● Task requirements
Find every line with the string "Period" in it, count them, and reply with that count only.

[Entries with figure data]
━━━━━━━━

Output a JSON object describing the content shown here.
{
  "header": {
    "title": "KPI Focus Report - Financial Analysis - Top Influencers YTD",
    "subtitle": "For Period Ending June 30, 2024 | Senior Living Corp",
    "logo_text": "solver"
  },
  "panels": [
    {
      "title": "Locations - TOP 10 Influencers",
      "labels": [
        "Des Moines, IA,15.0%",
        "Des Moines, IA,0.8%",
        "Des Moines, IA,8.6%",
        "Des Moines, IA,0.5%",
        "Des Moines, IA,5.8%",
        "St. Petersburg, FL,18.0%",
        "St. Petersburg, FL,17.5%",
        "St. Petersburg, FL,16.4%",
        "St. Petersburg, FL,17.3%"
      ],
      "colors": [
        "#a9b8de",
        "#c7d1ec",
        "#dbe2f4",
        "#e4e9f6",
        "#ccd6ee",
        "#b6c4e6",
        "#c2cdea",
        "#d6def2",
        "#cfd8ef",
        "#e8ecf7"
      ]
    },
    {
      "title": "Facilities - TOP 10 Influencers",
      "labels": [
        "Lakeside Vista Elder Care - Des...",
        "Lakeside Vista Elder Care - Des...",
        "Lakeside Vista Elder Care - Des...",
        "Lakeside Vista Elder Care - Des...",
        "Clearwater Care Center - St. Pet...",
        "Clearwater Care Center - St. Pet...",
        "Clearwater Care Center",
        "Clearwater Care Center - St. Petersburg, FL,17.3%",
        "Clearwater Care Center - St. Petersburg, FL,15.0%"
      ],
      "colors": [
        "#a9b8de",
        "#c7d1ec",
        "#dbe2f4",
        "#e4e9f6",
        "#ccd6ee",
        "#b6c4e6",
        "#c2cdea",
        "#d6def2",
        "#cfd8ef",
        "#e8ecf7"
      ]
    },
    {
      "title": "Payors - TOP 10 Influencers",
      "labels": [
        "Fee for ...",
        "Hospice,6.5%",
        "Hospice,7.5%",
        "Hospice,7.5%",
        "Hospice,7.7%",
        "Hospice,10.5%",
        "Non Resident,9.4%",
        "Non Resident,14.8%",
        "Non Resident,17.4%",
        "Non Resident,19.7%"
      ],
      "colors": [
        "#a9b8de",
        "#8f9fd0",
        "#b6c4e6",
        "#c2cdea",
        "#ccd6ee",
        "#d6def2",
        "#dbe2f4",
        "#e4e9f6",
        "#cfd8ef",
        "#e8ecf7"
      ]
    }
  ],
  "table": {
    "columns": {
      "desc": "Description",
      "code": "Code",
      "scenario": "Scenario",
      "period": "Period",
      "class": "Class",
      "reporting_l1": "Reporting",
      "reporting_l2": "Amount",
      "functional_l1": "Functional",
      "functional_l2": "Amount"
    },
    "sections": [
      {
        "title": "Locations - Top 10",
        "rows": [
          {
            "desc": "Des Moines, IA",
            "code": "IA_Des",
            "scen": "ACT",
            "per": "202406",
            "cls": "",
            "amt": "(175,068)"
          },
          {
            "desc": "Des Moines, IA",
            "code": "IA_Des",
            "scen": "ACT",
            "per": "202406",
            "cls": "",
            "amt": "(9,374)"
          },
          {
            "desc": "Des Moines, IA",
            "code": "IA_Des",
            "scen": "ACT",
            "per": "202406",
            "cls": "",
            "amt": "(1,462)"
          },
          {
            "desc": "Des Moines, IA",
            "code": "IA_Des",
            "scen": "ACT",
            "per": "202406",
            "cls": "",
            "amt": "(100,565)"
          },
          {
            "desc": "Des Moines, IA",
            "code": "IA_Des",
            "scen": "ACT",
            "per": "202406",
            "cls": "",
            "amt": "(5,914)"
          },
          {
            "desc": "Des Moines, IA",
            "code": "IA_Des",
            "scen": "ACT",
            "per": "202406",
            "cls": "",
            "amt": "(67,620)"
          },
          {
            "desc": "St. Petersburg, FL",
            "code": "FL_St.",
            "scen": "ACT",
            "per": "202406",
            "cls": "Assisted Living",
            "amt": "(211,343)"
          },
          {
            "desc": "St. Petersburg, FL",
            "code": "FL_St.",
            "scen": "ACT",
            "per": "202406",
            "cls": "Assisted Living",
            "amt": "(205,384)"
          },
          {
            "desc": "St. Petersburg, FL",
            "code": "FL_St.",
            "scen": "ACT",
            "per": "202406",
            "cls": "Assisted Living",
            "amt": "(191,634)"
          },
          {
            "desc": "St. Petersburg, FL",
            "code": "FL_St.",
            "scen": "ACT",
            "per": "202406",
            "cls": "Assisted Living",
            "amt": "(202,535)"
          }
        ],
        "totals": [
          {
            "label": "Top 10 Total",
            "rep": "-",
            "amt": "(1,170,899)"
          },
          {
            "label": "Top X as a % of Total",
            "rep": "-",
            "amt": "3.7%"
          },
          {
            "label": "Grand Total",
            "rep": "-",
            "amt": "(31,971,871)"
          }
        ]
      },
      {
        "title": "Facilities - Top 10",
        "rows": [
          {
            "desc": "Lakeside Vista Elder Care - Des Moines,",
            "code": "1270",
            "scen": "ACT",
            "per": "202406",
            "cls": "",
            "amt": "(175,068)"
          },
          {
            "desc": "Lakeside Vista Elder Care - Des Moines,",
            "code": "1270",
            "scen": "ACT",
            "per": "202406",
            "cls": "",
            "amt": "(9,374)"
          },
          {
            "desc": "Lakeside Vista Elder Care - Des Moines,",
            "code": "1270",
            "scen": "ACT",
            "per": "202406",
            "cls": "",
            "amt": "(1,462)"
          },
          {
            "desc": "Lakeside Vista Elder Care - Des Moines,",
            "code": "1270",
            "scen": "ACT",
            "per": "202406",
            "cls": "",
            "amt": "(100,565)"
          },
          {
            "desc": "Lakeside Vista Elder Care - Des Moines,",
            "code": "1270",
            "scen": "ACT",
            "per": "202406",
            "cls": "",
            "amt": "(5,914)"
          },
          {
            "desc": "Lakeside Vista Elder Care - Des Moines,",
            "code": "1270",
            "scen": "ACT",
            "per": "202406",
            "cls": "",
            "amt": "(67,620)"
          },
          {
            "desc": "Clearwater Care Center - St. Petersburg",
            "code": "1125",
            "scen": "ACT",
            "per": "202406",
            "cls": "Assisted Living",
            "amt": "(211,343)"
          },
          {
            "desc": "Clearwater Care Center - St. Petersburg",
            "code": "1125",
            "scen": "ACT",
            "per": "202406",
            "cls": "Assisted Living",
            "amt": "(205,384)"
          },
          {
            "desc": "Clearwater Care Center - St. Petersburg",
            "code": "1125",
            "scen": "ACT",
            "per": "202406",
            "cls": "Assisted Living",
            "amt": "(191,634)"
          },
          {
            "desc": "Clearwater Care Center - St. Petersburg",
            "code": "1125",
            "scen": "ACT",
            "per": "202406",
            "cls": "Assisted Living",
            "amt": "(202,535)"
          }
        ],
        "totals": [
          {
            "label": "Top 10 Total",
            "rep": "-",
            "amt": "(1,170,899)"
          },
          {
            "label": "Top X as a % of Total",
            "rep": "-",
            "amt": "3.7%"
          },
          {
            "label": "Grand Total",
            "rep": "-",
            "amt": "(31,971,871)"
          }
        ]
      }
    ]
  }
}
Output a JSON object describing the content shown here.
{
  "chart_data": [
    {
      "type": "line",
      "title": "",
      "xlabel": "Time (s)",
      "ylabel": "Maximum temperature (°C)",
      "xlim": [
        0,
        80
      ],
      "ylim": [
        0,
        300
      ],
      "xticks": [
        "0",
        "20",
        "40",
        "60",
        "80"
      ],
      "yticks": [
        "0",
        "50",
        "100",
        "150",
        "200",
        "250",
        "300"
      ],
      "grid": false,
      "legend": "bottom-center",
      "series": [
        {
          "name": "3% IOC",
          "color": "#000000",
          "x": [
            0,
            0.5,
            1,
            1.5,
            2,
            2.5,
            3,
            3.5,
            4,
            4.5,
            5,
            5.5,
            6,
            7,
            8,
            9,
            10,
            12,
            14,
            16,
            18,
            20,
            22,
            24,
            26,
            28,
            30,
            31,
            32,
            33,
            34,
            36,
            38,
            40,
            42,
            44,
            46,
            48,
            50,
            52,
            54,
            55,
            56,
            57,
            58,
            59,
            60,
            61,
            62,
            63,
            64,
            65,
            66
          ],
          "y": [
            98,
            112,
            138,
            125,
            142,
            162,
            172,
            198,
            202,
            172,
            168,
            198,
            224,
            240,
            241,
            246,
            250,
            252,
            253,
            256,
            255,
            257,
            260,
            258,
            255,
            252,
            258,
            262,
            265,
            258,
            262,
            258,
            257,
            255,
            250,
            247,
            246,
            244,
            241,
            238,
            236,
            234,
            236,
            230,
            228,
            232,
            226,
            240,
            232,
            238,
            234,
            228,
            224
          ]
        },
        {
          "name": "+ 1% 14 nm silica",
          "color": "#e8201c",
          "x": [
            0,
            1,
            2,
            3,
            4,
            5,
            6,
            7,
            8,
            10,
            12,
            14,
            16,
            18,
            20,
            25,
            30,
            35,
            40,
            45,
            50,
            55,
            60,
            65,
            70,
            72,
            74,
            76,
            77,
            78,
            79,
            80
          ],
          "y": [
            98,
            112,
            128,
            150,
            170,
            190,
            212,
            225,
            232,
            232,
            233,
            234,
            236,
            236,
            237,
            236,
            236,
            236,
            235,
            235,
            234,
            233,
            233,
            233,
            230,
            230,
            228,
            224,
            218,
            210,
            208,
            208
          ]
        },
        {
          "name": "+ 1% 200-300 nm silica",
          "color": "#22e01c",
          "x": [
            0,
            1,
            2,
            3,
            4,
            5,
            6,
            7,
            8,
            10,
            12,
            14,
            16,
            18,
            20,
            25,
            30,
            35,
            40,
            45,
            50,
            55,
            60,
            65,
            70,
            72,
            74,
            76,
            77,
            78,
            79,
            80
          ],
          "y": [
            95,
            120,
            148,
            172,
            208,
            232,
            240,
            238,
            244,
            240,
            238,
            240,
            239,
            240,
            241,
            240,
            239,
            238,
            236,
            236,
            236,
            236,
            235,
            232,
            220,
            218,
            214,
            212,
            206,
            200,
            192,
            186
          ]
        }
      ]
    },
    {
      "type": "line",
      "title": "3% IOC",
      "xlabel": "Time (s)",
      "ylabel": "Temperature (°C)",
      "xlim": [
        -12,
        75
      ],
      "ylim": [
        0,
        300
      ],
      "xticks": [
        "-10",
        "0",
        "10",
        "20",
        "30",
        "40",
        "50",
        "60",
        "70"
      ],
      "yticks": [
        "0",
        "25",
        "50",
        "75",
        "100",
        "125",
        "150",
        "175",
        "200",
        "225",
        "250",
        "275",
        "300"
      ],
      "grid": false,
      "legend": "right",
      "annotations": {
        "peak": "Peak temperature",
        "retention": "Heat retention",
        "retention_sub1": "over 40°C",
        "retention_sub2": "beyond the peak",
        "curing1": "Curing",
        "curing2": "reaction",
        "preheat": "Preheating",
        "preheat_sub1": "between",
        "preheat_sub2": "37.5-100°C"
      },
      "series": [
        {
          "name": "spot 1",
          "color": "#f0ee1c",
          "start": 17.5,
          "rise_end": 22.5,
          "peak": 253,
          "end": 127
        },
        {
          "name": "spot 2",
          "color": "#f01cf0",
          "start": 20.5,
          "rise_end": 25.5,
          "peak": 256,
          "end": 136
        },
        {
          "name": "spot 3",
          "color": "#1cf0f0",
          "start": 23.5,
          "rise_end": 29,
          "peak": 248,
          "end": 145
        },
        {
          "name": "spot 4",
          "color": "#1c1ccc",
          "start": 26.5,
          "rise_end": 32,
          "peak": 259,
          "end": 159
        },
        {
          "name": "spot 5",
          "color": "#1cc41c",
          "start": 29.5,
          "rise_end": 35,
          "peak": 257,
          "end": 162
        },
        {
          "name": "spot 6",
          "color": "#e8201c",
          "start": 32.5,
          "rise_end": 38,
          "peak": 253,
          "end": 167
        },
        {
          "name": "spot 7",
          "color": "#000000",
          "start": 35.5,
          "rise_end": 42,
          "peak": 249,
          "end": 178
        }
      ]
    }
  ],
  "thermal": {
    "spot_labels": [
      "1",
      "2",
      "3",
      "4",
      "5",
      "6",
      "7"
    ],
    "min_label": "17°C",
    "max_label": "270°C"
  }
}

━━━━━━━━

● Result for this task
2